--- BEGIN Input rows ---

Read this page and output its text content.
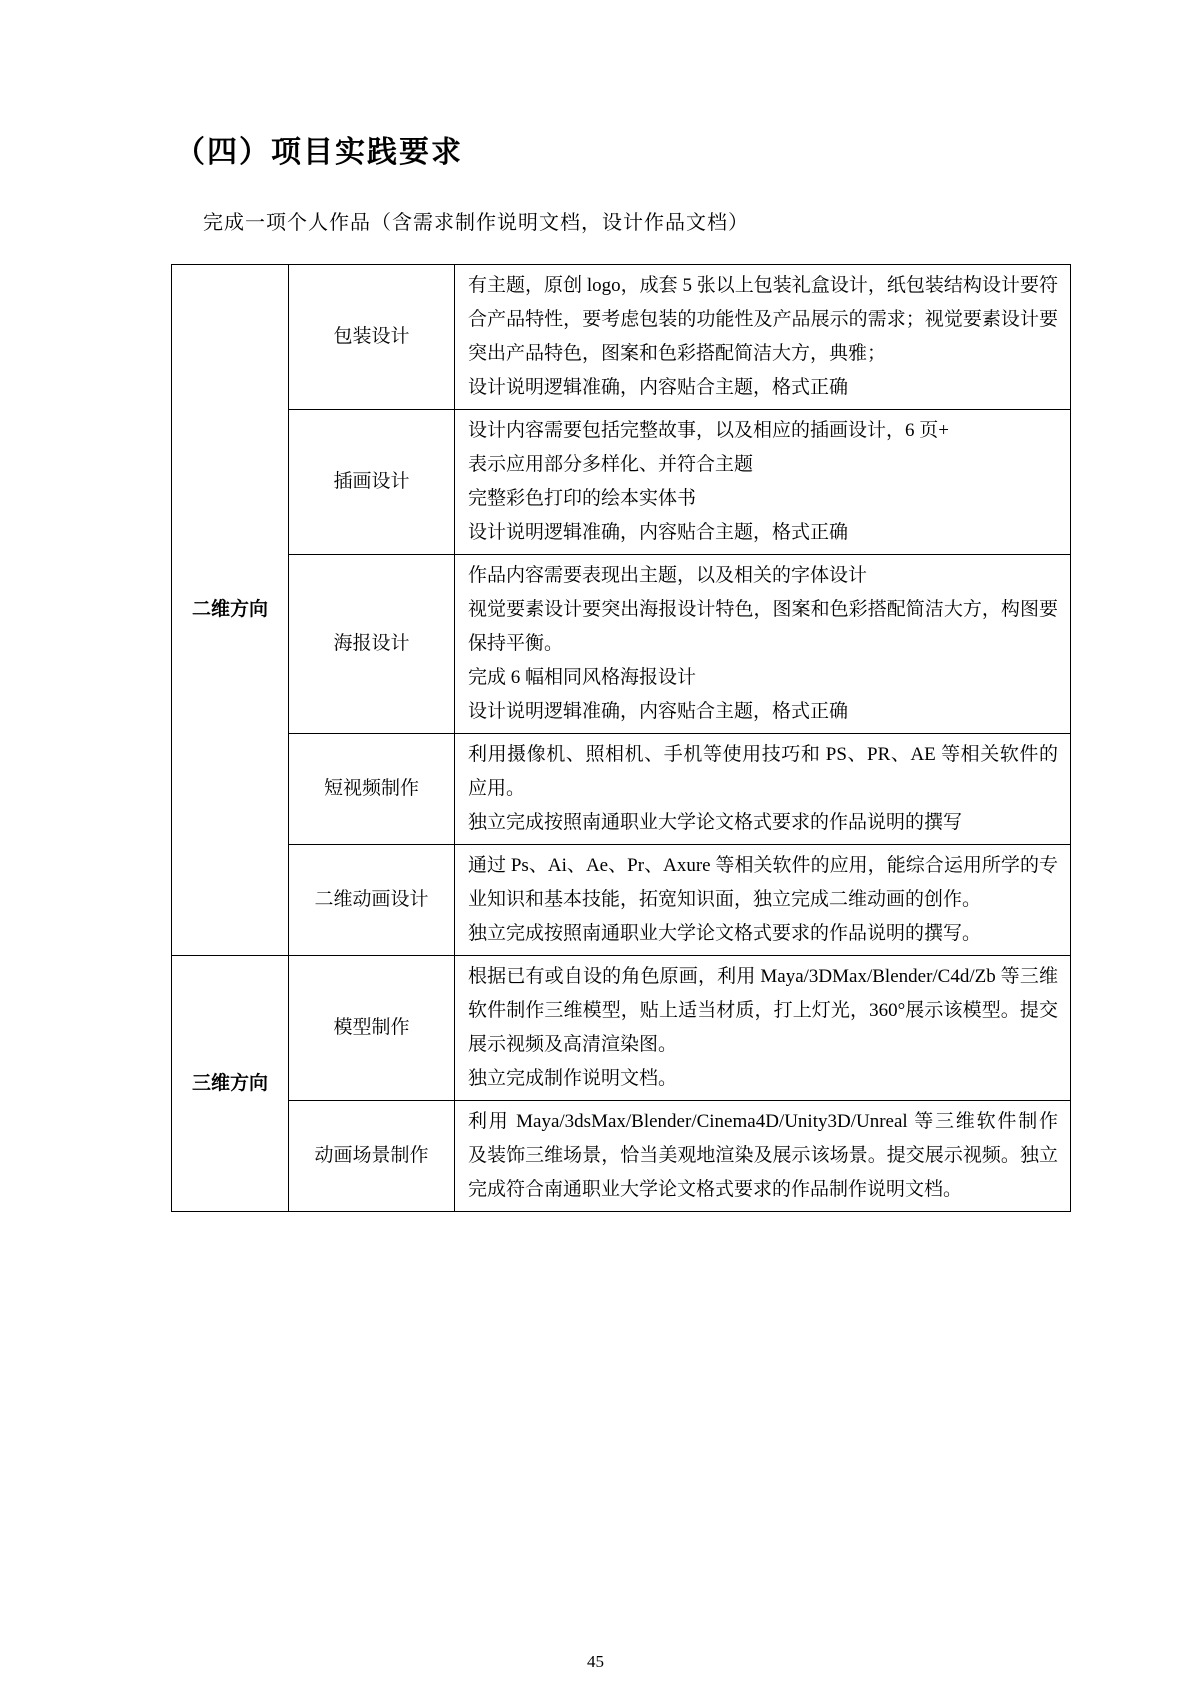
（四）项目实践要求

完成一项个人作品（含需求制作说明文档，设计作品文档）

二维方向	包装设计	有主题，原创 logo，成套 5 张以上包装礼盒设计，纸包装结构设计要符合产品特性，要考虑包装的功能性及产品展示的需求；视觉要素设计要突出产品特色，图案和色彩搭配简洁大方，典雅；
设计说明逻辑准确，内容贴合主题，格式正确

	插画设计	设计内容需要包括完整故事，以及相应的插画设计，6 页+
表示应用部分多样化、并符合主题
完整彩色打印的绘本实体书
设计说明逻辑准确，内容贴合主题，格式正确

	海报设计	作品内容需要表现出主题，以及相关的字体设计
视觉要素设计要突出海报设计特色，图案和色彩搭配简洁大方，构图要保持平衡。
完成 6 幅相同风格海报设计
设计说明逻辑准确，内容贴合主题，格式正确

	短视频制作	利用摄像机、照相机、手机等使用技巧和 PS、PR、AE 等相关软件的应用。
独立完成按照南通职业大学论文格式要求的作品说明的撰写

	二维动画设计	通过 Ps、Ai、Ae、Pr、Axure 等相关软件的应用，能综合运用所学的专业知识和基本技能，拓宽知识面，独立完成二维动画的创作。
独立完成按照南通职业大学论文格式要求的作品说明的撰写。

三维方向	模型制作	根据已有或自设的角色原画，利用 Maya/3DMax/Blender/C4d/Zb 等三维软件制作三维模型，贴上适当材质，打上灯光，360°展示该模型。提交展示视频及高清渲染图。
独立完成制作说明文档。

	动画场景制作	利用 Maya/3dsMax/Blender/Cinema4D/Unity3D/Unreal 等三维软件制作及装饰三维场景，恰当美观地渲染及展示该场景。提交展示视频。独立完成符合南通职业大学论文格式要求的作品制作说明文档。
45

--- END Input rows ---

> _Short exercise_:
Quote the preceding records in their entirety, excluding every picture.

> _Answer to the problem_:
Read this page and output its text content.
（四）项目实践要求

完成一项个人作品（含需求制作说明文档，设计作品文档）

二维方向	包装设计	有主题，原创 logo，成套 5 张以上包装礼盒设计，纸包装结构设计要符合产品特性，要考虑包装的功能性及产品展示的需求；视觉要素设计要突出产品特色，图案和色彩搭配简洁大方，典雅；
设计说明逻辑准确，内容贴合主题，格式正确

	插画设计	设计内容需要包括完整故事，以及相应的插画设计，6 页+
表示应用部分多样化、并符合主题
完整彩色打印的绘本实体书
设计说明逻辑准确，内容贴合主题，格式正确

	海报设计	作品内容需要表现出主题，以及相关的字体设计
视觉要素设计要突出海报设计特色，图案和色彩搭配简洁大方，构图要保持平衡。
完成 6 幅相同风格海报设计
设计说明逻辑准确，内容贴合主题，格式正确

	短视频制作	利用摄像机、照相机、手机等使用技巧和 PS、PR、AE 等相关软件的应用。
独立完成按照南通职业大学论文格式要求的作品说明的撰写

	二维动画设计	通过 Ps、Ai、Ae、Pr、Axure 等相关软件的应用，能综合运用所学的专业知识和基本技能，拓宽知识面，独立完成二维动画的创作。
独立完成按照南通职业大学论文格式要求的作品说明的撰写。

三维方向	模型制作	根据已有或自设的角色原画，利用 Maya/3DMax/Blender/C4d/Zb 等三维软件制作三维模型，贴上适当材质，打上灯光，360°展示该模型。提交展示视频及高清渲染图。
独立完成制作说明文档。

	动画场景制作	利用 Maya/3dsMax/Blender/Cinema4D/Unity3D/Unreal 等三维软件制作及装饰三维场景，恰当美观地渲染及展示该场景。提交展示视频。独立完成符合南通职业大学论文格式要求的作品制作说明文档。
45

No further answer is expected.